Records contained in a dataset:
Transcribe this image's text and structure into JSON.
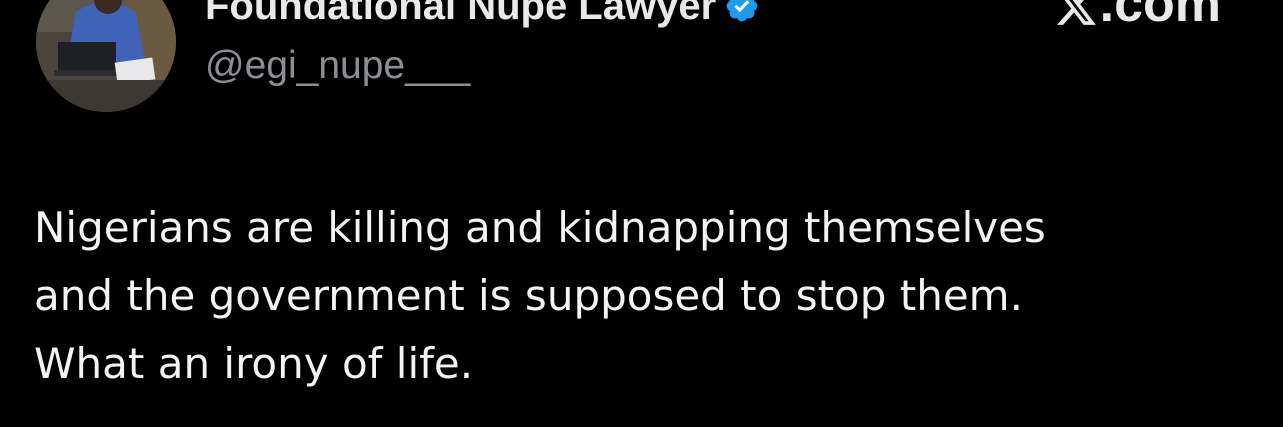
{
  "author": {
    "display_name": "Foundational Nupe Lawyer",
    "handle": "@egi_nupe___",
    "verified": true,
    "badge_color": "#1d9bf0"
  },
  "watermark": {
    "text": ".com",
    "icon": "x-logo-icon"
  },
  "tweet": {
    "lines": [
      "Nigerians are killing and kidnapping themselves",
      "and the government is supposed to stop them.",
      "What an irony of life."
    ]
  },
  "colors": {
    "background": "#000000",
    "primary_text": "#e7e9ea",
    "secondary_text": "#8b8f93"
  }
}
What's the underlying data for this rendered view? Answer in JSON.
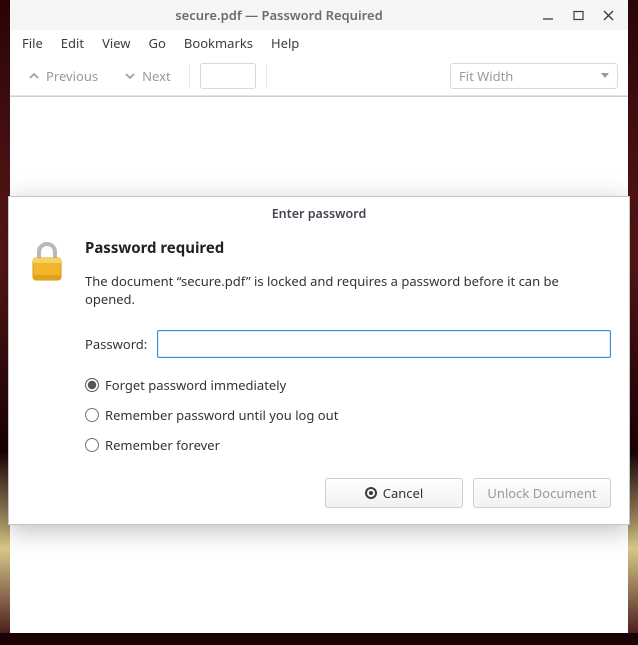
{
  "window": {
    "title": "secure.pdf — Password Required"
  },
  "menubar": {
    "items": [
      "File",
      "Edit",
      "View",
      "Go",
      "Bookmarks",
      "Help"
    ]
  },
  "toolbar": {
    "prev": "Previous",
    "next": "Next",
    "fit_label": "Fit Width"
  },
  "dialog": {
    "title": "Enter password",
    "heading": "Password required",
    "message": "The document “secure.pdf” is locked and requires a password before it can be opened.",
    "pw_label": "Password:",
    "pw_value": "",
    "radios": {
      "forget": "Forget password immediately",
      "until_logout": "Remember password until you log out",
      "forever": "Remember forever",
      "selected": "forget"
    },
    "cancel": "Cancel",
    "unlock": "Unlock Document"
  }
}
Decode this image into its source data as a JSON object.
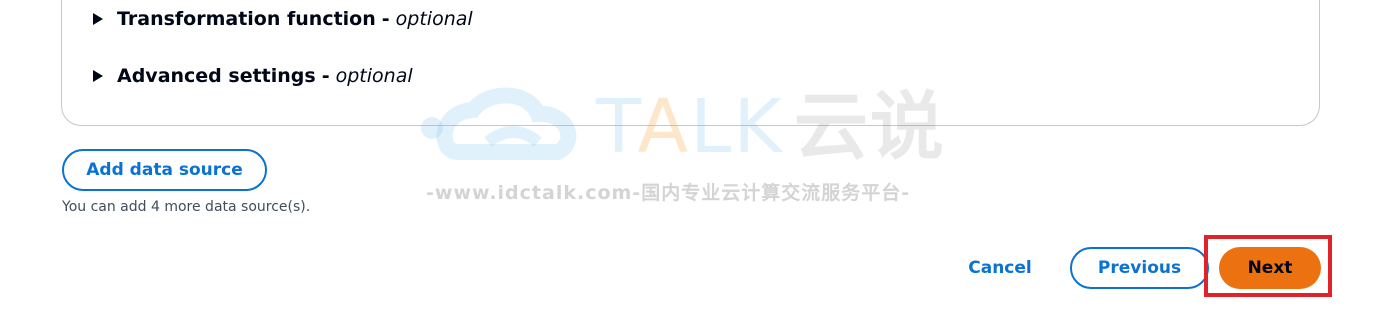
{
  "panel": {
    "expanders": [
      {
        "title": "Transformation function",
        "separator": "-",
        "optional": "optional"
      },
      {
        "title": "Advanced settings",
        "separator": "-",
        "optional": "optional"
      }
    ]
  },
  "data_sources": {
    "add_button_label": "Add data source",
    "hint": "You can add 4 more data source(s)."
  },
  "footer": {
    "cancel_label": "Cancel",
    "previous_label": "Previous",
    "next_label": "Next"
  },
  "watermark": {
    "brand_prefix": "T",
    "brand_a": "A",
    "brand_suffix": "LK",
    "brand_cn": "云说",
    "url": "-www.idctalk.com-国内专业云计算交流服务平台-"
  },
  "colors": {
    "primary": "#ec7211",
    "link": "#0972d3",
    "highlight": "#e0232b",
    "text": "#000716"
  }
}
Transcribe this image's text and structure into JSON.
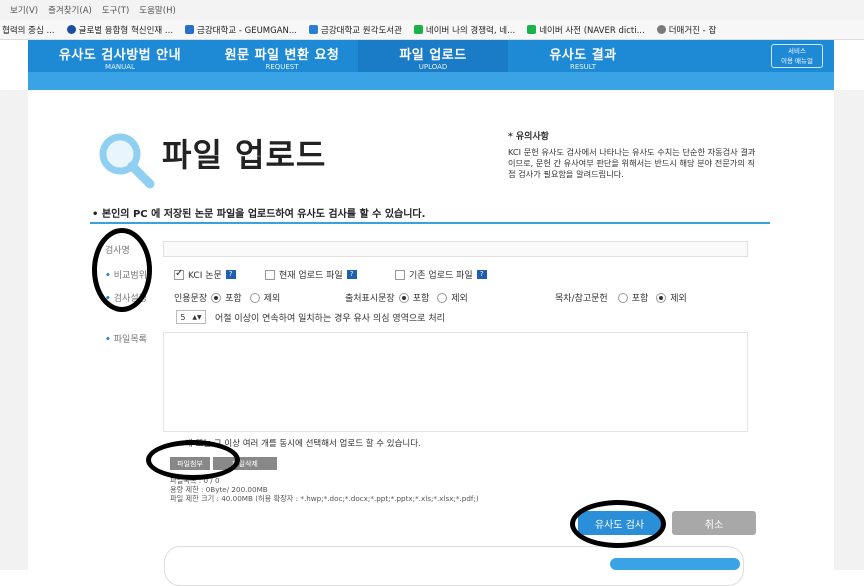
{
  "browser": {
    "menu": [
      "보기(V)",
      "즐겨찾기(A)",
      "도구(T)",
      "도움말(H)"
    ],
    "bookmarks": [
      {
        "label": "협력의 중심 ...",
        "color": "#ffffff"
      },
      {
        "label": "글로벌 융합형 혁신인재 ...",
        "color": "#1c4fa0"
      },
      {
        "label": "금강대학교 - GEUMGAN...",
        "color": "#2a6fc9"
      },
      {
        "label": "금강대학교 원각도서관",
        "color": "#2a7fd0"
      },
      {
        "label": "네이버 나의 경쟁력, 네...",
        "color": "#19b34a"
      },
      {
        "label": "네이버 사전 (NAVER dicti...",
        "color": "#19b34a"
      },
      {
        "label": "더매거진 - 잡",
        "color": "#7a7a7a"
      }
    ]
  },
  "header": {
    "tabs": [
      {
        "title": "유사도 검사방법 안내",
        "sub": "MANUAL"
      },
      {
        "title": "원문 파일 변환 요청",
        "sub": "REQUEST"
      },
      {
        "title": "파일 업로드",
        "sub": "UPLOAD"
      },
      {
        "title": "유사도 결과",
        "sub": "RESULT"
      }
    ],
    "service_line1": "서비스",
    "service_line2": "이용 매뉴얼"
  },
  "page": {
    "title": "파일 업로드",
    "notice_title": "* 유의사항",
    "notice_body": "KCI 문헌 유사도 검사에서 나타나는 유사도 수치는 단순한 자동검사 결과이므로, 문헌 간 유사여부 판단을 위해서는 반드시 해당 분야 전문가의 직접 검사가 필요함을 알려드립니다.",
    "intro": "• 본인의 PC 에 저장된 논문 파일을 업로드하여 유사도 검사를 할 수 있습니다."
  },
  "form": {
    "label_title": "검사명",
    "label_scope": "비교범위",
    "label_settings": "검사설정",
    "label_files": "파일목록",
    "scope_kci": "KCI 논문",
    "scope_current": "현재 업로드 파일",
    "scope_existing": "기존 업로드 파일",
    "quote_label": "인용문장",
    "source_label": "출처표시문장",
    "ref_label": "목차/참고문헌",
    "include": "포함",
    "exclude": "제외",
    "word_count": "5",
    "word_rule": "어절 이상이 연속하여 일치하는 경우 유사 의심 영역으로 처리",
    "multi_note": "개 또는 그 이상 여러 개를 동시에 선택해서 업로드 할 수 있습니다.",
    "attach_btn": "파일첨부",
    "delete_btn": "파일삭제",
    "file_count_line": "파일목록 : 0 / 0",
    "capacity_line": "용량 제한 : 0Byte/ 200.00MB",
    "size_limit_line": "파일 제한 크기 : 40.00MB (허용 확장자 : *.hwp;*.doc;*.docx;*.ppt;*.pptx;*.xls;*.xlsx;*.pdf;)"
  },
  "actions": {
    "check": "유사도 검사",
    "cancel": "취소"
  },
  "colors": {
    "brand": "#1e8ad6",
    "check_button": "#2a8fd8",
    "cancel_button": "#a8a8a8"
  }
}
...
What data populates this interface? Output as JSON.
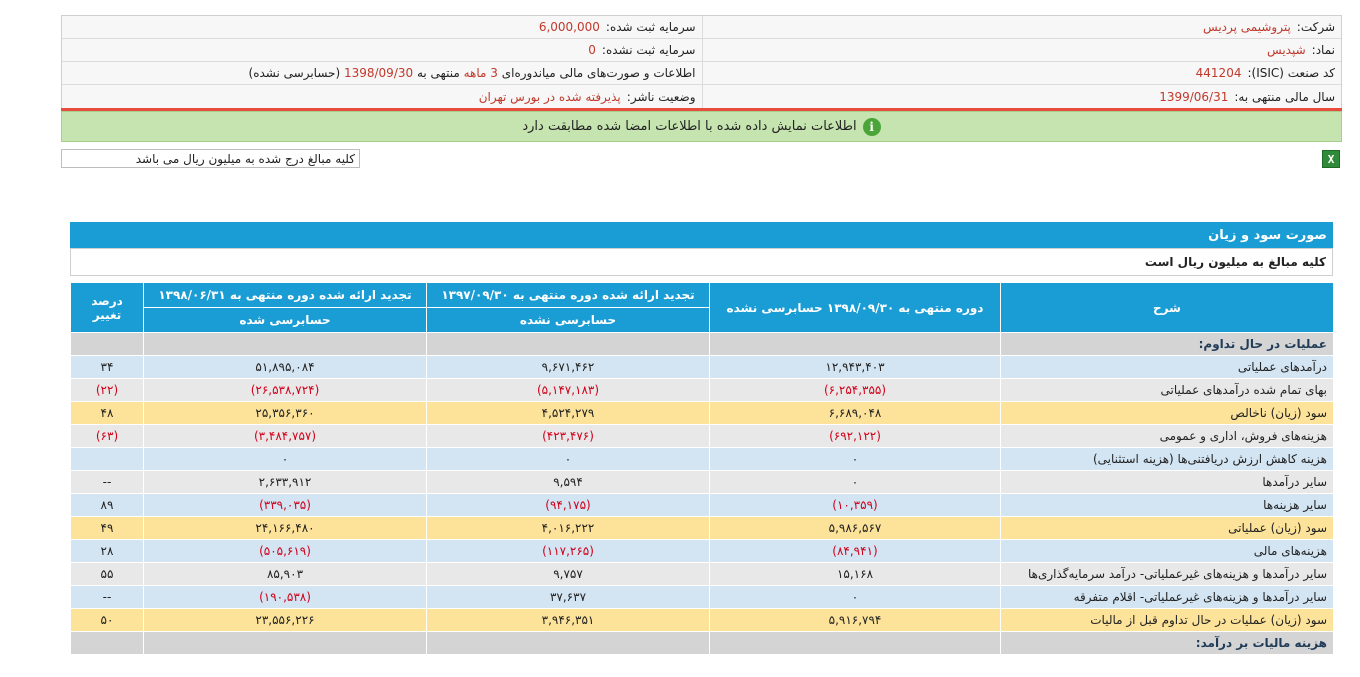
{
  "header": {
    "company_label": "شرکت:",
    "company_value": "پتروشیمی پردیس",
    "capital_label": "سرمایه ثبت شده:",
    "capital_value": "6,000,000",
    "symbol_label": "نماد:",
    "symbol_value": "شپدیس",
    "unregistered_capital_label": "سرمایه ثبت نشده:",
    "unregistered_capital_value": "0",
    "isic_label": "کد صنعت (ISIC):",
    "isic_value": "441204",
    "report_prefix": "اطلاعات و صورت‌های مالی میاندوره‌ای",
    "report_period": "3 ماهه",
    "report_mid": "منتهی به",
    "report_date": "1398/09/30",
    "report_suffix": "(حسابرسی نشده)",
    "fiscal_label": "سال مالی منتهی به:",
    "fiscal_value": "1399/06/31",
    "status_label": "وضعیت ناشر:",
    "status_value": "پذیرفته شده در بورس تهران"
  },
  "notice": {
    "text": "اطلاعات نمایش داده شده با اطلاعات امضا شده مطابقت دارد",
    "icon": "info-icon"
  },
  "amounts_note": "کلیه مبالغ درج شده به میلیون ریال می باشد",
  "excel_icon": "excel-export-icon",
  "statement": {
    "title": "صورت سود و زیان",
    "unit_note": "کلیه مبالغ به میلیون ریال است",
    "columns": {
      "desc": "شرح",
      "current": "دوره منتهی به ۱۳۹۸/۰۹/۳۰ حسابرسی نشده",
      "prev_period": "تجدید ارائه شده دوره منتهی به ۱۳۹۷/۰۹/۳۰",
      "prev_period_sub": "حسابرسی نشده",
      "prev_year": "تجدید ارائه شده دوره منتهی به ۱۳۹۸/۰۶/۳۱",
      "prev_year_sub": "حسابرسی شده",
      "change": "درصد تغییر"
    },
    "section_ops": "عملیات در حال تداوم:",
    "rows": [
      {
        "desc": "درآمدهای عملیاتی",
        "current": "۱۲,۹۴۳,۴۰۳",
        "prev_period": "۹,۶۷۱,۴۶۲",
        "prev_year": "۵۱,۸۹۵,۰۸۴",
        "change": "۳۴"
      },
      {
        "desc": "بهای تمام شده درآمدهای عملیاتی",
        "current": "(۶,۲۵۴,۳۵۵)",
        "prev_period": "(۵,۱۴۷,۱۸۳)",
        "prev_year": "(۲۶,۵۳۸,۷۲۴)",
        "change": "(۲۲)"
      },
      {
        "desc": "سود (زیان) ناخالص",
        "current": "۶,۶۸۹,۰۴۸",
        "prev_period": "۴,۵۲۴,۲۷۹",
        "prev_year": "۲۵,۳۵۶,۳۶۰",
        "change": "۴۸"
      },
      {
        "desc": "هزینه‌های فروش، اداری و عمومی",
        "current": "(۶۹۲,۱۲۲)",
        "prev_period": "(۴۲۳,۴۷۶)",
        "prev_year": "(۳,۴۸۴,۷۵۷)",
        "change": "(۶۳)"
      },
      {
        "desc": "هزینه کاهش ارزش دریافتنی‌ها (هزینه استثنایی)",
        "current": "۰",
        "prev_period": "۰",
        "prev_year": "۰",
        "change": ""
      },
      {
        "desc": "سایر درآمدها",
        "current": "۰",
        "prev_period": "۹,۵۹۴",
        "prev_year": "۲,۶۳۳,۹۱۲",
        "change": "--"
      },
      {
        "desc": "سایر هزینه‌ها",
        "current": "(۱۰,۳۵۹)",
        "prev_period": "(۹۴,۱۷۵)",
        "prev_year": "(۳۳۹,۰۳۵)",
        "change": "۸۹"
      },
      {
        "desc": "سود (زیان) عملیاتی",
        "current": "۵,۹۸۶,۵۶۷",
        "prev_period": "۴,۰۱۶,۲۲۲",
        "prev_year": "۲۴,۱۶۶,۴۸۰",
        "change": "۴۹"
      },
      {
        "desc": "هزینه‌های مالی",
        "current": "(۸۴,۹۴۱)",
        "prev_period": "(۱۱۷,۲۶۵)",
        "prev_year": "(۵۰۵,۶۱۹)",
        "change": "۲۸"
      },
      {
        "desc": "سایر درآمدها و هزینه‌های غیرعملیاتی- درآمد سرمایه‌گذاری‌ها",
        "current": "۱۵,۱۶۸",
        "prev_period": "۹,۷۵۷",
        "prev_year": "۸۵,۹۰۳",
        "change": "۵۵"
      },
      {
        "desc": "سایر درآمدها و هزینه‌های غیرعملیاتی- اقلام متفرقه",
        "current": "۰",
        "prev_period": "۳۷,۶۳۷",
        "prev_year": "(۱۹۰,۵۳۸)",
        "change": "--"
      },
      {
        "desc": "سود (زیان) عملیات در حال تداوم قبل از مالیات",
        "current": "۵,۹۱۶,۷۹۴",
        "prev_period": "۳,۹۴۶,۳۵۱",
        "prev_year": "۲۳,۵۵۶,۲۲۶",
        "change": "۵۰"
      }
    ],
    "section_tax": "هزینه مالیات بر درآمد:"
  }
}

* _Exercise description_
Pull every line containing "파일목록" out of the records.

* _Exercise output_
    "label_files": "파일목록",
    "file_count_line": "파일목록 : 0 / 0",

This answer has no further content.